▸ Short task: Where does the string "source" appear? Copy every line of the entries below that holds it.

--- begin Material for the task ---

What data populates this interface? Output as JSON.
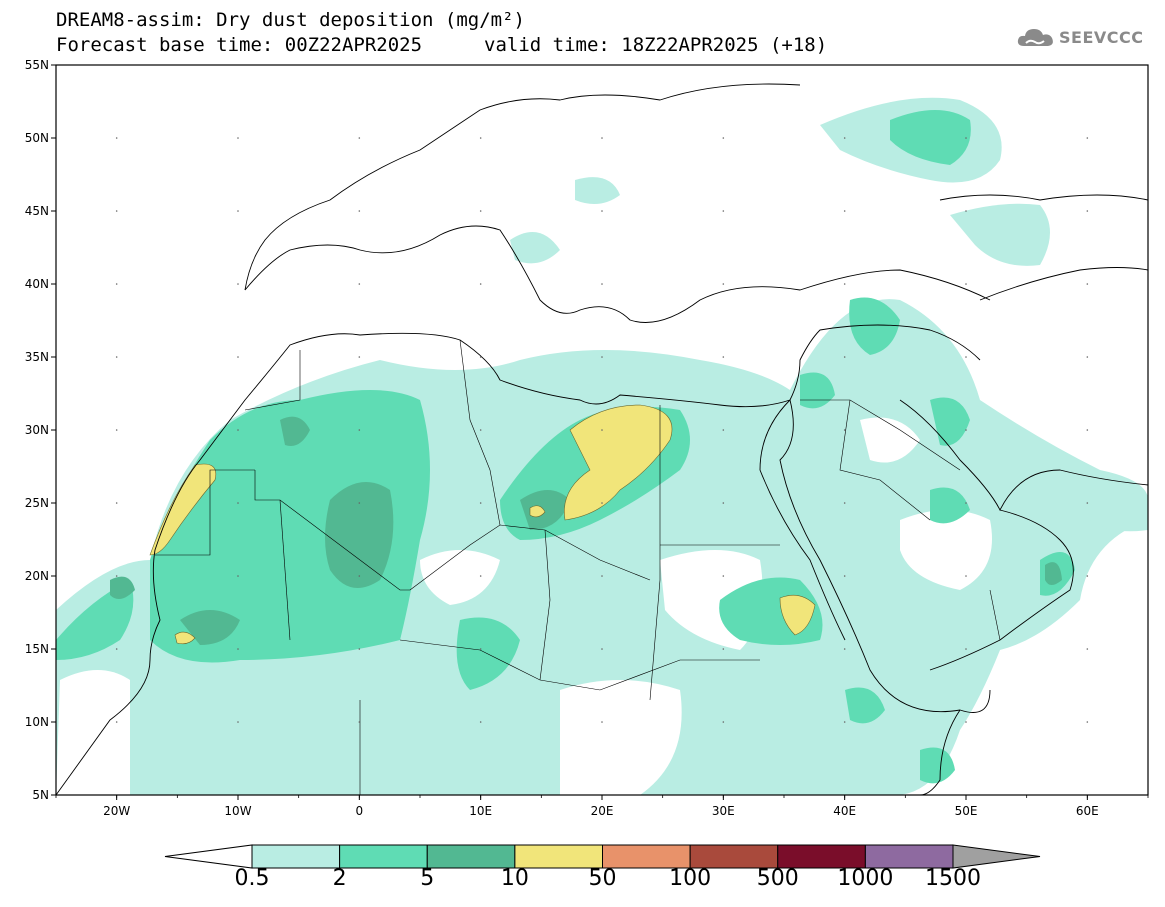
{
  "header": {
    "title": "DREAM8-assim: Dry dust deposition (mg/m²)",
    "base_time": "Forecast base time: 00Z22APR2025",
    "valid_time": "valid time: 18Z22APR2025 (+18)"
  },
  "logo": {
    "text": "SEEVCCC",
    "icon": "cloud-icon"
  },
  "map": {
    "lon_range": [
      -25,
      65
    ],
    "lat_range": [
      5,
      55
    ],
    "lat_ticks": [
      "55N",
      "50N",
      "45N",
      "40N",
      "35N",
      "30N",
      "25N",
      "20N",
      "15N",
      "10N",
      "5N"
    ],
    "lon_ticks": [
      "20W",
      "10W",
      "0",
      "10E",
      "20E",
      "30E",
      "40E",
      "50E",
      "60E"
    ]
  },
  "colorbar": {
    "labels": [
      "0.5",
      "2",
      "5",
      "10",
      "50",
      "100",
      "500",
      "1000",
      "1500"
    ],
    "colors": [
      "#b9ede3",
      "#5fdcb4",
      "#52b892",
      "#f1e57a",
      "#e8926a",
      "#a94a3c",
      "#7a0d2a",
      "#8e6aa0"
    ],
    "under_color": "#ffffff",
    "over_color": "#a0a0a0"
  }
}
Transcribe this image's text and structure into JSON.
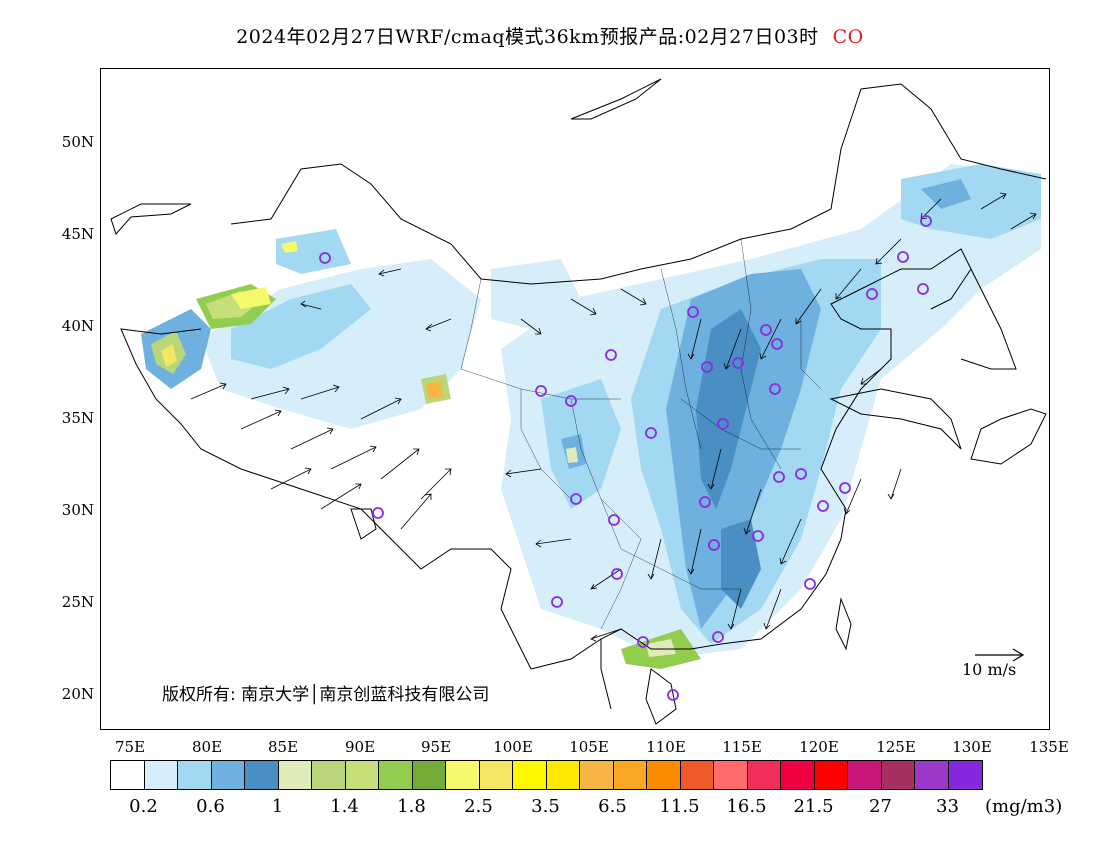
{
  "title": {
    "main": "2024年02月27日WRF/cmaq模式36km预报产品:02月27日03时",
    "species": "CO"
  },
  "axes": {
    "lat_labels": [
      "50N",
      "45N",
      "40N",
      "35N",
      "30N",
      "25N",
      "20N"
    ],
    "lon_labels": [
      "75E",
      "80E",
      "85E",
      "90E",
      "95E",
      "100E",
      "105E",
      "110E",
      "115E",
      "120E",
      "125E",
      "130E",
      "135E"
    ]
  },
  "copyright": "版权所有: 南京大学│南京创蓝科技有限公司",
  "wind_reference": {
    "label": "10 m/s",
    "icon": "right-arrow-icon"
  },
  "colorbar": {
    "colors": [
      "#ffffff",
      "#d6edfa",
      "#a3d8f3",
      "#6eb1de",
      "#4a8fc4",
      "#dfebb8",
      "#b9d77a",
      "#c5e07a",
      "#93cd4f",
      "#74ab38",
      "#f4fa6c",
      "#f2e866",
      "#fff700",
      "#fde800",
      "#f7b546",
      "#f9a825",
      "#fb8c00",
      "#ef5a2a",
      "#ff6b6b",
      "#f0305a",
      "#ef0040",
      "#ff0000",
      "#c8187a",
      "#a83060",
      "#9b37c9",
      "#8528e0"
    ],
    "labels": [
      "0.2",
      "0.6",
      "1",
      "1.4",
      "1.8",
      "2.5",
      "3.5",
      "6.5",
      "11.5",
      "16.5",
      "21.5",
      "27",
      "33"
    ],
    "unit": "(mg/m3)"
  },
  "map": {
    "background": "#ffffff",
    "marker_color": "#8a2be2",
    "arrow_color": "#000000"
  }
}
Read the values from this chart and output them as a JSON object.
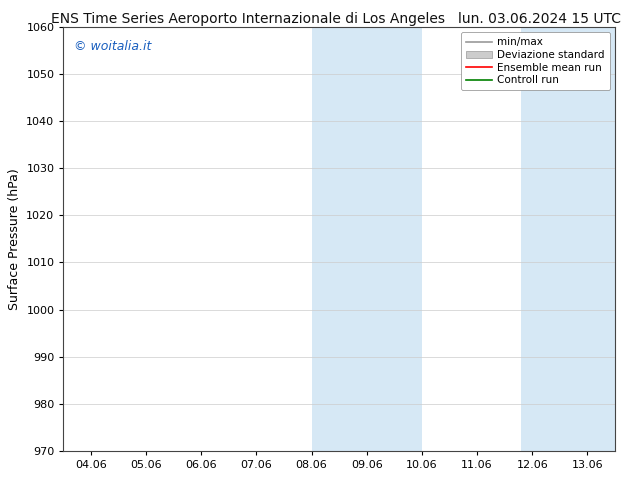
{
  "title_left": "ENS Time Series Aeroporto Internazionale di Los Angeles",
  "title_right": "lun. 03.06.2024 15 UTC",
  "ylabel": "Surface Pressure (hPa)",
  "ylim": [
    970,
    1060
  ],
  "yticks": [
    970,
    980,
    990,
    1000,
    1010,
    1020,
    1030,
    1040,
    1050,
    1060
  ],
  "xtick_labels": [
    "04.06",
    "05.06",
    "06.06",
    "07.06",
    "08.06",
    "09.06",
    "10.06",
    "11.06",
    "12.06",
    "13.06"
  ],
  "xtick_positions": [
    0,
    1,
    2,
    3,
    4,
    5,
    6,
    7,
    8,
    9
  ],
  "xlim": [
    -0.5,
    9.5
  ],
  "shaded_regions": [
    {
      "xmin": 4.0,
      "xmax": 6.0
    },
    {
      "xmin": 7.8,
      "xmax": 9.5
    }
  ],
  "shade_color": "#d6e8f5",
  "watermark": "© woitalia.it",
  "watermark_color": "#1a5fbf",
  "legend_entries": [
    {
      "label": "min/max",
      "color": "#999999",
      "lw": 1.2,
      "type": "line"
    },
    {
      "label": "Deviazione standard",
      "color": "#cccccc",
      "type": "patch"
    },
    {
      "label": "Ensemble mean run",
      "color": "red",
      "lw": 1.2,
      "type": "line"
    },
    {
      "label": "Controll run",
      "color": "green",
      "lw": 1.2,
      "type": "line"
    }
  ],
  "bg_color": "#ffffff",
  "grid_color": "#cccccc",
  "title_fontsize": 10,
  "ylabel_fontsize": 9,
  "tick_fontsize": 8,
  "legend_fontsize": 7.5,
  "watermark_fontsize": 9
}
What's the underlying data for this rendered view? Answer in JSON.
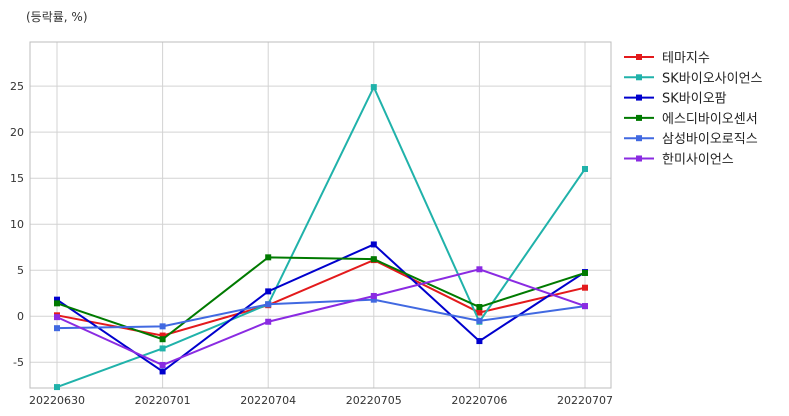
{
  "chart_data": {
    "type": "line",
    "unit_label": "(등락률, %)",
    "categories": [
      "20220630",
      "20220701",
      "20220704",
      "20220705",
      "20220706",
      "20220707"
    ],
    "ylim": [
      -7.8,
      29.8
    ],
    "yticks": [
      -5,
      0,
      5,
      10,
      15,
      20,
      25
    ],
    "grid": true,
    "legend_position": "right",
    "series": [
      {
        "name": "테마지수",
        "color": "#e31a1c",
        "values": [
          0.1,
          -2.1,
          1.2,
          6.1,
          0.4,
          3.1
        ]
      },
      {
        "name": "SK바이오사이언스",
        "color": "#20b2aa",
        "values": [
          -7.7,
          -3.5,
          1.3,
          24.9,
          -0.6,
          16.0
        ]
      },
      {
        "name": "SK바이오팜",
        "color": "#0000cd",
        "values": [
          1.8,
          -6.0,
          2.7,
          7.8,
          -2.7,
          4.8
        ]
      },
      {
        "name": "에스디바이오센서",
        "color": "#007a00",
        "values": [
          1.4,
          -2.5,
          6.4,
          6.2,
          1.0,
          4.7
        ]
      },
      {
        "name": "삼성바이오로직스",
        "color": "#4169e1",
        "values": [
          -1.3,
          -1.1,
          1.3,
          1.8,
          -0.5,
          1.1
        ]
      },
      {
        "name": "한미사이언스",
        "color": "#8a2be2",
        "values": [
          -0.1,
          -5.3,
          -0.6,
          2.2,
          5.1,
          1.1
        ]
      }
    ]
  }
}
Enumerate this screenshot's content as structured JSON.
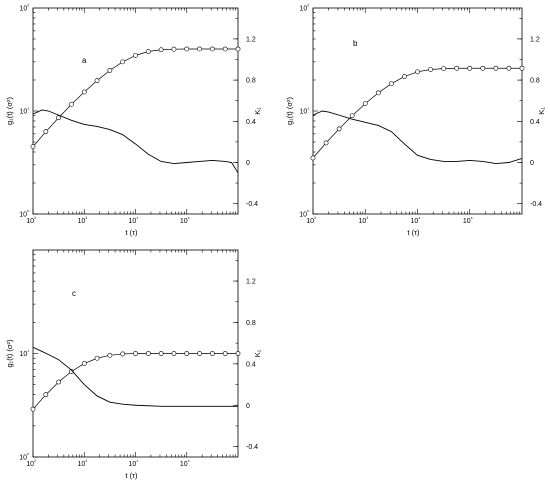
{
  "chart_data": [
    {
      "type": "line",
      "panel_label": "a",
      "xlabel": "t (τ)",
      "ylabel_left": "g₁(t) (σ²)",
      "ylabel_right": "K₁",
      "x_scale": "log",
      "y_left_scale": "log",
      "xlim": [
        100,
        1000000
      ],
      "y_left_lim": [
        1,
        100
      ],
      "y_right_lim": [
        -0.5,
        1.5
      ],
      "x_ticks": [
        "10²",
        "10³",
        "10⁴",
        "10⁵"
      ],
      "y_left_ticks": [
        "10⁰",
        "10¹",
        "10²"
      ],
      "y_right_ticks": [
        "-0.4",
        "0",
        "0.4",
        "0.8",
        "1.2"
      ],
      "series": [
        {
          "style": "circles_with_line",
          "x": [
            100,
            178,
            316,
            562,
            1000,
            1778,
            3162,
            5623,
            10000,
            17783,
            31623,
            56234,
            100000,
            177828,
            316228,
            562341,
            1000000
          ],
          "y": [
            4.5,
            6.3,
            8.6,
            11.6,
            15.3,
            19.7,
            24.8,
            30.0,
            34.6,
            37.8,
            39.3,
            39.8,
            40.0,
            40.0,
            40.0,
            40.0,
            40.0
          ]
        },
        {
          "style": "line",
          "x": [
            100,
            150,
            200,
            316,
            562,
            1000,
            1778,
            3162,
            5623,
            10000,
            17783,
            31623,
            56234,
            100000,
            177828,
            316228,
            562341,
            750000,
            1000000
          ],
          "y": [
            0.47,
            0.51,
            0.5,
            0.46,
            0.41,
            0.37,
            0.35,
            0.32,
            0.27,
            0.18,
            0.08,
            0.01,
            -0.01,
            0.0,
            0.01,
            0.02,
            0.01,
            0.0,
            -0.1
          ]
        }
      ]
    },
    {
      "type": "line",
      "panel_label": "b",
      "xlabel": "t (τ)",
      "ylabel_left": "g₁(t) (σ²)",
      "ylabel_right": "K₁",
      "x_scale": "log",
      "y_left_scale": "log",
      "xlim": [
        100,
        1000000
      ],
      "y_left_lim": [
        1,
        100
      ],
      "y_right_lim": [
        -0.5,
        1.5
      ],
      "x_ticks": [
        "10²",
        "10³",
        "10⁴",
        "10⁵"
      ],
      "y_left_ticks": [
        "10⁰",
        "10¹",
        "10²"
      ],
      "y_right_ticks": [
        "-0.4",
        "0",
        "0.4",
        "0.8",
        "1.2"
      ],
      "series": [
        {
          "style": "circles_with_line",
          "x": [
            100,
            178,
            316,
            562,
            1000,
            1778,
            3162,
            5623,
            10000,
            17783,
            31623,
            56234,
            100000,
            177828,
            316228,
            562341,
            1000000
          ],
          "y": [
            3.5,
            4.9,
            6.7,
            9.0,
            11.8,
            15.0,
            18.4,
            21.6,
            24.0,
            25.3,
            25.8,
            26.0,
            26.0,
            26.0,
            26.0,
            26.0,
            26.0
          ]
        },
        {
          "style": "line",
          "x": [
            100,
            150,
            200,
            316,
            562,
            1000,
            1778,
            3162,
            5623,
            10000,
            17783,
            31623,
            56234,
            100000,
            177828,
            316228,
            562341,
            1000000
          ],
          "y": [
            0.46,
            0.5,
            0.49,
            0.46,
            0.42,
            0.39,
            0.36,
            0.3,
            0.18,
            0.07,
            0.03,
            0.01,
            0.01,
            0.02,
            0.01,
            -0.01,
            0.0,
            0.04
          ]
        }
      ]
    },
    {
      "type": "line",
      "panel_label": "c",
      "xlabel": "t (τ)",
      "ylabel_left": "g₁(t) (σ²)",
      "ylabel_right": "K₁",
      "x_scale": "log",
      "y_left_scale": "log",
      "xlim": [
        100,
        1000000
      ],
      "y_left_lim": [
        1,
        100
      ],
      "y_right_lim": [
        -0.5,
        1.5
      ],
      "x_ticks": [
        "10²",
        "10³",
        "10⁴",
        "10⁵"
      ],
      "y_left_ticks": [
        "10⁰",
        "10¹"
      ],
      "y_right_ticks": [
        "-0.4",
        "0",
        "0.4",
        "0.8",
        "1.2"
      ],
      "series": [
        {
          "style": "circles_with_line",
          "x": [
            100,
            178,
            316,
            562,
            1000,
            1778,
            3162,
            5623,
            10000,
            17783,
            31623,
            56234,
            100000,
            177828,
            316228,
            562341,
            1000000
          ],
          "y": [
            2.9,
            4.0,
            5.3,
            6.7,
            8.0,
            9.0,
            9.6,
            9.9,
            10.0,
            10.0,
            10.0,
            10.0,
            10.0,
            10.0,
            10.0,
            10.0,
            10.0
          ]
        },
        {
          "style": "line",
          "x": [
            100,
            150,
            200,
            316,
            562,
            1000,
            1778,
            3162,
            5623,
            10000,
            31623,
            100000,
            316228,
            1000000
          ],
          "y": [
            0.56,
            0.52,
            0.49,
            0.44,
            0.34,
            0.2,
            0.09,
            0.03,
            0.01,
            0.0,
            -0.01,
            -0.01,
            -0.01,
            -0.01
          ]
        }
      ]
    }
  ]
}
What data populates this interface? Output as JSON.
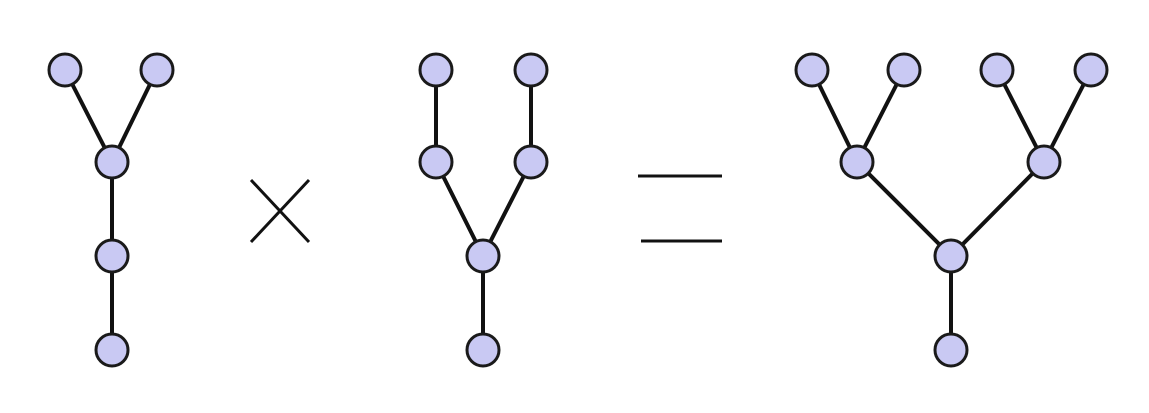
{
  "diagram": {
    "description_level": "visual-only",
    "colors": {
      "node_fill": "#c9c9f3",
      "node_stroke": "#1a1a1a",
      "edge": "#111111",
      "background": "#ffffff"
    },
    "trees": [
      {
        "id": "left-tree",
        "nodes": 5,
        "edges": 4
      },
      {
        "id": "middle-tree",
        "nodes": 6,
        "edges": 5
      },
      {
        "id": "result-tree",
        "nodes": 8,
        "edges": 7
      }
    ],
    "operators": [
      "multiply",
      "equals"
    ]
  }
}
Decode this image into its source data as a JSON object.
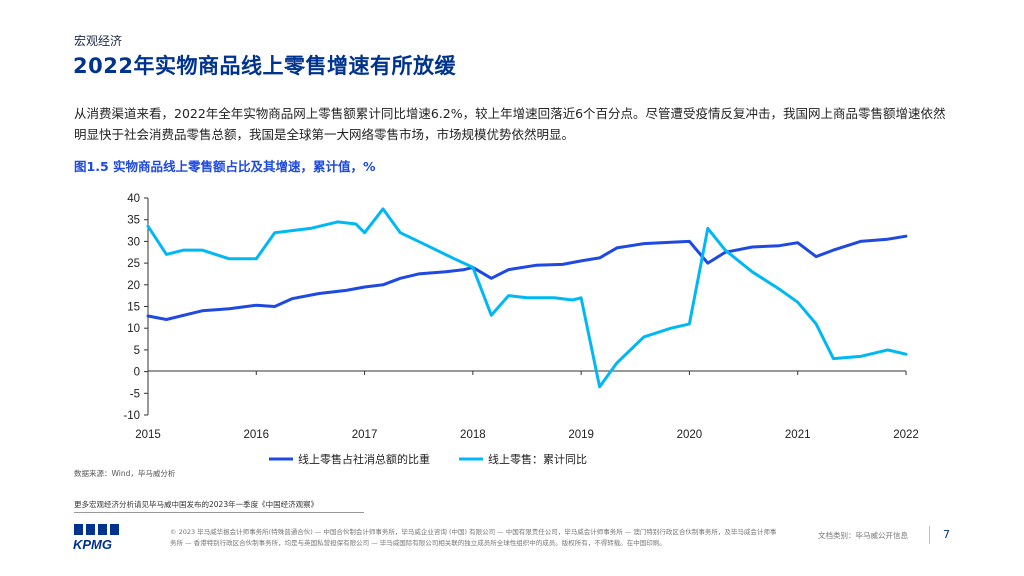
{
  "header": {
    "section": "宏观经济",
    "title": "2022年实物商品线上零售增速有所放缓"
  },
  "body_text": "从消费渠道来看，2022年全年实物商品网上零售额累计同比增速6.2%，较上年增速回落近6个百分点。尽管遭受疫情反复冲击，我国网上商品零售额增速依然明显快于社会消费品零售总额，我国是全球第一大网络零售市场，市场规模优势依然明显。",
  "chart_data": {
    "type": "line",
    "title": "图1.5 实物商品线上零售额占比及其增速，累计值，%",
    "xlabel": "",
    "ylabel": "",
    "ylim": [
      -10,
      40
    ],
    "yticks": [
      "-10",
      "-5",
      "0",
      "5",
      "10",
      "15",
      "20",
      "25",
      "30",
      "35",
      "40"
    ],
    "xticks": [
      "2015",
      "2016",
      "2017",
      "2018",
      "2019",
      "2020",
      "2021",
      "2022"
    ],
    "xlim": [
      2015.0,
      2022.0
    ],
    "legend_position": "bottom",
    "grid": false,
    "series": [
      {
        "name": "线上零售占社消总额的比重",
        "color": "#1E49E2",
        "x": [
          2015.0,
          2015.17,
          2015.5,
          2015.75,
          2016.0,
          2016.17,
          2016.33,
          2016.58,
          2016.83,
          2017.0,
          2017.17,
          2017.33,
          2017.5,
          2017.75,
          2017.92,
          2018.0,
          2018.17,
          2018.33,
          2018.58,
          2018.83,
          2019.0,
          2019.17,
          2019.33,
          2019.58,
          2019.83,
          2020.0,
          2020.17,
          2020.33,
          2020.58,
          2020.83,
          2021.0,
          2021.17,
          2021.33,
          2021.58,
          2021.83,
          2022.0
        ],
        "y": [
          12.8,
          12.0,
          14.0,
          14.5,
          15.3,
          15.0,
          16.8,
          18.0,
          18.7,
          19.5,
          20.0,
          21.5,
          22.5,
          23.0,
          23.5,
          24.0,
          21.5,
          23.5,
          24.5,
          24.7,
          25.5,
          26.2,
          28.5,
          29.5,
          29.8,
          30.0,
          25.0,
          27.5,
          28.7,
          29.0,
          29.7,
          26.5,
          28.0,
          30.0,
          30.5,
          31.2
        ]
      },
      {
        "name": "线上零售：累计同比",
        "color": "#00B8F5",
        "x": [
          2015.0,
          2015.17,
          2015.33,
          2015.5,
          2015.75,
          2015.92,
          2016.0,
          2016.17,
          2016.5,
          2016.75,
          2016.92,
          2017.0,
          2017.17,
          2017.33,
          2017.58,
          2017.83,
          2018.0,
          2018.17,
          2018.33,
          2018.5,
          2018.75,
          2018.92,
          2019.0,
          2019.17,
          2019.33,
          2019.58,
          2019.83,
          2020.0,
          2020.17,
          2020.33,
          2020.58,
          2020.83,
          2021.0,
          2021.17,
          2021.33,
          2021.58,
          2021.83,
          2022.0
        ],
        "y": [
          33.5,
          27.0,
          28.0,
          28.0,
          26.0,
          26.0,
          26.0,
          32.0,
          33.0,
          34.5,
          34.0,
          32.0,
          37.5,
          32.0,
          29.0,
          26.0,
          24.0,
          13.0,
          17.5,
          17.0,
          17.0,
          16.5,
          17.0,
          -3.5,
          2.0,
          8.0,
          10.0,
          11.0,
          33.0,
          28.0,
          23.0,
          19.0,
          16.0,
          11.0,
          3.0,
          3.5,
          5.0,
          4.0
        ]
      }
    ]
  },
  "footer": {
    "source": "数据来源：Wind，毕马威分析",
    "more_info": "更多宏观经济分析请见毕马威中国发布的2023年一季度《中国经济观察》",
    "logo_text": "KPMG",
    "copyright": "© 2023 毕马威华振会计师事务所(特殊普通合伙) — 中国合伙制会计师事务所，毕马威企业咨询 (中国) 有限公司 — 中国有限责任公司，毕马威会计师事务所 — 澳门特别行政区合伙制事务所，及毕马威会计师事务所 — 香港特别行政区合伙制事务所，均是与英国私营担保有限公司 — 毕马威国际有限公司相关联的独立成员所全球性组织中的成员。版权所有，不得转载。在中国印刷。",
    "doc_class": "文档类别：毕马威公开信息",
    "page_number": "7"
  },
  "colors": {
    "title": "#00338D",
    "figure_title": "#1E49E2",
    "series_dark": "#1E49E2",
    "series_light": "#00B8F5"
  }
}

--- end Material for the task ---

▸ Final result:
Decode this image into its source data as a JSON object.
    "source": "数据来源：Wind，毕马威分析",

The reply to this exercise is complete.